> **TASK INSTRUCTIONS**:
A: Please answer these questions from the article on IT hiring costs:
(i) What is the average cost-per-hire that the SHRM report gives?
(ii) At how many years is the average IT employee tenure estimated?
(iii) By what percentage are IT jobs projected to grow from 2016 to 2026?
B: Copy everything in the article on IT hiring costs from "Finding the perfect" down to "comes at a cost.".

> **PASSAGE TO READ**:
↓↓↓

Finding the perfect employee for the job is rarely easy. Even though IT jobs are projected to grow 13 percent from 2016 to 2026 (faster than average for all other occupations), filling those jobs comes at a cost.
According to the Society for Human Resource Management’s (SHRM) Human Capital Benchmarking Report:
- The average cost-per-hire for companies is $4,129
- The average time it takes to fill a position is 42 days
- The average employee tenure is eight years
- The annual turnover rate is 19%
These numbers consider all hires, although the cost-per-hire for new IT hires is likely much higher and they take longer to find. SHRM found talent retention for tech companies is the most volatile, with the average IT employee tenure being estimated at only three years.
This is concerning when you consider how absolutely necessary IT jobs are to the survival of a company. Whether or not an organization is considered a “technology” company bears no weight. Every company requires technology to compete, therefore likely needs to hire one or more IT personnel to manage the infrastructure. For those with a mature IT department keeping those key positions filled can be like whack-a-mole.
New hires are an investment – a significant one at that. It may sound simple to go to Indeed, LinkedIn, Glassdoor or other job sites to find an IT pro, or to hire a staffing company to do some of the work for you, but it often isn’t that simple.
“Given the breadth and pace of innovation, all signs point to a widening skills gap in many areas and for more types of workers. CompTIA workforce research consistently reports concerns among employers in finding candidates with the right combination of technical and soft skills.”
Breaking Down the Cost
If you’ve never thought through why new hires are so expensive, here’s a simple breakdown of each step required for a single employee. This process involves multiple internal staff, not only the hiring manager. They are all being pulled off of their daily job tasks in order to facilitate the hiring process. The loss in productivity depends on how long the process takes and how many candidates are cycled through the system.

↑↑↑

> **MATERIAL SHOWN**:
↓↓↓

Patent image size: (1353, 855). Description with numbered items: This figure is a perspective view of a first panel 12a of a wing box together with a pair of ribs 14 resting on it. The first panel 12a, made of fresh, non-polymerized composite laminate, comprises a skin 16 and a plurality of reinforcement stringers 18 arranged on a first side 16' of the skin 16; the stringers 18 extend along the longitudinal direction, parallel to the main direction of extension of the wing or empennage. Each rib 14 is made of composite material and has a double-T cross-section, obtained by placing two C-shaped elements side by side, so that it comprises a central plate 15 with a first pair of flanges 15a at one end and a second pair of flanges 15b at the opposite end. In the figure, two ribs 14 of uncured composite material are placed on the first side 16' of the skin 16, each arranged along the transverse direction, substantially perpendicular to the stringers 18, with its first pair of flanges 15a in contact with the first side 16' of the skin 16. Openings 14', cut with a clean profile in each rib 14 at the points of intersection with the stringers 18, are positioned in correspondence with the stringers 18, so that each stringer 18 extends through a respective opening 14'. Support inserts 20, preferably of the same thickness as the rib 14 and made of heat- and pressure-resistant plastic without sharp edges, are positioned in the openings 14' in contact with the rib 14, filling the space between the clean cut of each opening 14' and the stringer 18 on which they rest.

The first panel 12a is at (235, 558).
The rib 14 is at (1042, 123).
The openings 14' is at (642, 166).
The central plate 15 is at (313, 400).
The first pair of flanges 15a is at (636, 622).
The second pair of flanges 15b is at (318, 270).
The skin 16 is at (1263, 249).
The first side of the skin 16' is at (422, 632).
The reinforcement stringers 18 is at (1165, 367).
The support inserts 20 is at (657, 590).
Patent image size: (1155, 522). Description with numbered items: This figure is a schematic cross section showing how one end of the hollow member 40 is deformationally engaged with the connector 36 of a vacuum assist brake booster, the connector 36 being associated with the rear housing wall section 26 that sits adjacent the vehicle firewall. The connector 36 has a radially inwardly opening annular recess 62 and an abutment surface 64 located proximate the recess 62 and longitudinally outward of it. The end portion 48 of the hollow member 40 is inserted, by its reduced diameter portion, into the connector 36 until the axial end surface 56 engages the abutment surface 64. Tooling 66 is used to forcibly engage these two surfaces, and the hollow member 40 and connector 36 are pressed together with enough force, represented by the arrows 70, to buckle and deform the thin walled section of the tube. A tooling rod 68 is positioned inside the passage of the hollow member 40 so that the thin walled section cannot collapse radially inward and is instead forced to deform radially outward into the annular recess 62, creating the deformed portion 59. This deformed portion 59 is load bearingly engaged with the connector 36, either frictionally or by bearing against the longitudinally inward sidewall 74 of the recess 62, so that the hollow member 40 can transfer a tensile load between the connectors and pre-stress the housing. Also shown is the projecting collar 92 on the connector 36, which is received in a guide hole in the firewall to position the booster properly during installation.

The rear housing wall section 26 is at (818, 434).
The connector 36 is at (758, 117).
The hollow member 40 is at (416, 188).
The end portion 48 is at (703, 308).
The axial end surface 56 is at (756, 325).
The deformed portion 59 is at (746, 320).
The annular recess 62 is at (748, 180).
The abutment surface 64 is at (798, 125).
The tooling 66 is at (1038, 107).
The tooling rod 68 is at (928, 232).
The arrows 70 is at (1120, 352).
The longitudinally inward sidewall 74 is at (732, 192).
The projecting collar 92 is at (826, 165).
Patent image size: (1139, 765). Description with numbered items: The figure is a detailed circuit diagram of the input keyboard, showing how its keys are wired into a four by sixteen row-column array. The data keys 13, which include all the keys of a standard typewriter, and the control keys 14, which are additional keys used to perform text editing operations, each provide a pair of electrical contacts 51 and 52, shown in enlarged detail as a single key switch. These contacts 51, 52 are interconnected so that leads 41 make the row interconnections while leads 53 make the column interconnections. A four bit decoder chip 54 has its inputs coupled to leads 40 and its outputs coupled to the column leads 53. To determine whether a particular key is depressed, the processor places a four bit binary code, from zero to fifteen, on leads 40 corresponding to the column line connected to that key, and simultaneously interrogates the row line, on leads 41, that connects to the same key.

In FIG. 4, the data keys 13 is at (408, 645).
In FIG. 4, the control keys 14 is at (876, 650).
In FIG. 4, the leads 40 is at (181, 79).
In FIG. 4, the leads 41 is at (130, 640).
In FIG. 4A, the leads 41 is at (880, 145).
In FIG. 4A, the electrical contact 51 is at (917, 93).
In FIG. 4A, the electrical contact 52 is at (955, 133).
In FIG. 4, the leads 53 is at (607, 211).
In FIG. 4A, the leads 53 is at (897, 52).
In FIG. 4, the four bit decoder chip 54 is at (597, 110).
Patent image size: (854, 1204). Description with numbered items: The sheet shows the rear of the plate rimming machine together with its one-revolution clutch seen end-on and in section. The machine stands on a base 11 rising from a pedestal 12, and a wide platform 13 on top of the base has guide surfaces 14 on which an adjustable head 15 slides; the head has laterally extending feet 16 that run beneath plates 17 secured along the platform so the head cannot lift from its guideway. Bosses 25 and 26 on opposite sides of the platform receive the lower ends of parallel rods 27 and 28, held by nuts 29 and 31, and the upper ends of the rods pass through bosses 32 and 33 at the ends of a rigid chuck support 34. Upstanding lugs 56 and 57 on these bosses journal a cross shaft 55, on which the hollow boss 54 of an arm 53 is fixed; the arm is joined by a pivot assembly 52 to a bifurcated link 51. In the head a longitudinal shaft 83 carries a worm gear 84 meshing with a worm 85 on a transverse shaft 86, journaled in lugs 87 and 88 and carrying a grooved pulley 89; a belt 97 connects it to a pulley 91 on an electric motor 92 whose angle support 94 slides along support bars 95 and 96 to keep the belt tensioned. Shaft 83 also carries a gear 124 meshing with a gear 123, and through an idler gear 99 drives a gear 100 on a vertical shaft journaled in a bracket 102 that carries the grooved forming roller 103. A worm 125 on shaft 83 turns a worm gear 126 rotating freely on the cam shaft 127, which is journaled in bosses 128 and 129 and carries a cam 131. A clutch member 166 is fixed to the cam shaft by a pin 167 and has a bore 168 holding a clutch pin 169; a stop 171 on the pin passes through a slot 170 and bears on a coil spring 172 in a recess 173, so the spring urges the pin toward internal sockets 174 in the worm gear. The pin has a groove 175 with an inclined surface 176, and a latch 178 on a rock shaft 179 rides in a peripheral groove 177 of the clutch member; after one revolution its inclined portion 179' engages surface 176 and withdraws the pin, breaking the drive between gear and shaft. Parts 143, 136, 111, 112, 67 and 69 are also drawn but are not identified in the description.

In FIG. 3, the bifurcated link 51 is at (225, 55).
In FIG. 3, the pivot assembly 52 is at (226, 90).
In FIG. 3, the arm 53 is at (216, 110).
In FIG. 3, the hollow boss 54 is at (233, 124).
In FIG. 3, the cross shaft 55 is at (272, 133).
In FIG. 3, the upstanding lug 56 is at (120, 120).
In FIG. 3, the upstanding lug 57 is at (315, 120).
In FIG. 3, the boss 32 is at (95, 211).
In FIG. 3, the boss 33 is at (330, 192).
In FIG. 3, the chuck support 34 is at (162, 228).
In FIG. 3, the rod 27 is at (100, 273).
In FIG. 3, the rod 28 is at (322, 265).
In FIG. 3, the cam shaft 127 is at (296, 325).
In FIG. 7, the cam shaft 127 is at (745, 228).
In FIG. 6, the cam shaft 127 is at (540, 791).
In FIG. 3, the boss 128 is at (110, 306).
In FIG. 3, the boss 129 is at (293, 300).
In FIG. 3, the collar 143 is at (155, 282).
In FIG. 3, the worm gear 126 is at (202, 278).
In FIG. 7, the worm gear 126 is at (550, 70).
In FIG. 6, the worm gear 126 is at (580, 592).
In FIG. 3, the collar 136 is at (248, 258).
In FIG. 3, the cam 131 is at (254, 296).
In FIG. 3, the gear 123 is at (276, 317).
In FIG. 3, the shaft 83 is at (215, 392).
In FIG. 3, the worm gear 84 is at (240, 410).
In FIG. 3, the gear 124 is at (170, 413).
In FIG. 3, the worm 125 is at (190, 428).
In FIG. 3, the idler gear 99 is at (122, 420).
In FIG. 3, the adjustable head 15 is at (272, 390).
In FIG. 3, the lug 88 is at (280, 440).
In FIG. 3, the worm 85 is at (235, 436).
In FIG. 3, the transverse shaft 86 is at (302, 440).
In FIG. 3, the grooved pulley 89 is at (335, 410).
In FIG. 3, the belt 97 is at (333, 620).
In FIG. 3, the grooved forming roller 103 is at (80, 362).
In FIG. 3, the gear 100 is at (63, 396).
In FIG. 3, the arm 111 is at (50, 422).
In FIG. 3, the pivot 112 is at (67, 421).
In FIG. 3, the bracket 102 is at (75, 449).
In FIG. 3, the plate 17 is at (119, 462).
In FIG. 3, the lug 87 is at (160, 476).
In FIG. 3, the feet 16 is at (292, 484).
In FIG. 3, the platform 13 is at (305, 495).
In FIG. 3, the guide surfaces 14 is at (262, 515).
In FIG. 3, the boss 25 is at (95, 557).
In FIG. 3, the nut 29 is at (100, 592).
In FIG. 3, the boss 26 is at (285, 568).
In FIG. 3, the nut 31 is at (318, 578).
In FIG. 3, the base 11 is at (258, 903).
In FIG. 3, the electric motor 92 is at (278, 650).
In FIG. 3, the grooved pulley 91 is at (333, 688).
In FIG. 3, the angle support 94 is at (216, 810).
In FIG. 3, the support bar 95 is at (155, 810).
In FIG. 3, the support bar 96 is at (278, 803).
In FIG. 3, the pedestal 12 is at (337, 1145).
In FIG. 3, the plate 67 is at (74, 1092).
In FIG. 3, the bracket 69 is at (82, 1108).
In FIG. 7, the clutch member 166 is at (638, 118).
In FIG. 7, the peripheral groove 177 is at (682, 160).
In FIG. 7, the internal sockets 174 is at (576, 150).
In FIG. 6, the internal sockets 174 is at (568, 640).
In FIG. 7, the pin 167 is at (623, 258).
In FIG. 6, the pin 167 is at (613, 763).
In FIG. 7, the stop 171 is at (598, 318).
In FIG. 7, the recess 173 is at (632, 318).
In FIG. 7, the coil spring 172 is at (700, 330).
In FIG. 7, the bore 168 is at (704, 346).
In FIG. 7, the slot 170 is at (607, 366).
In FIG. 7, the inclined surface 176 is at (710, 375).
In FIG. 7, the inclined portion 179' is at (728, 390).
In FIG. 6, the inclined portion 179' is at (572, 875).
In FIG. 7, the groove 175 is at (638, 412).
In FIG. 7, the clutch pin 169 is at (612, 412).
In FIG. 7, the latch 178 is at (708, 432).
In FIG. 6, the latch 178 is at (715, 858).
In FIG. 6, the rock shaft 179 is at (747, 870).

↑↑↑

> **WRITTEN ANSWERS**:
A:
(i) $4,129
(ii) Three years
(iii) 13 percent

B:
Finding the perfect employee for the job is rarely easy. Even though IT jobs are projected to grow 13 percent from 2016 to 2026 (faster than average for all other occupations), filling those jobs comes at a cost.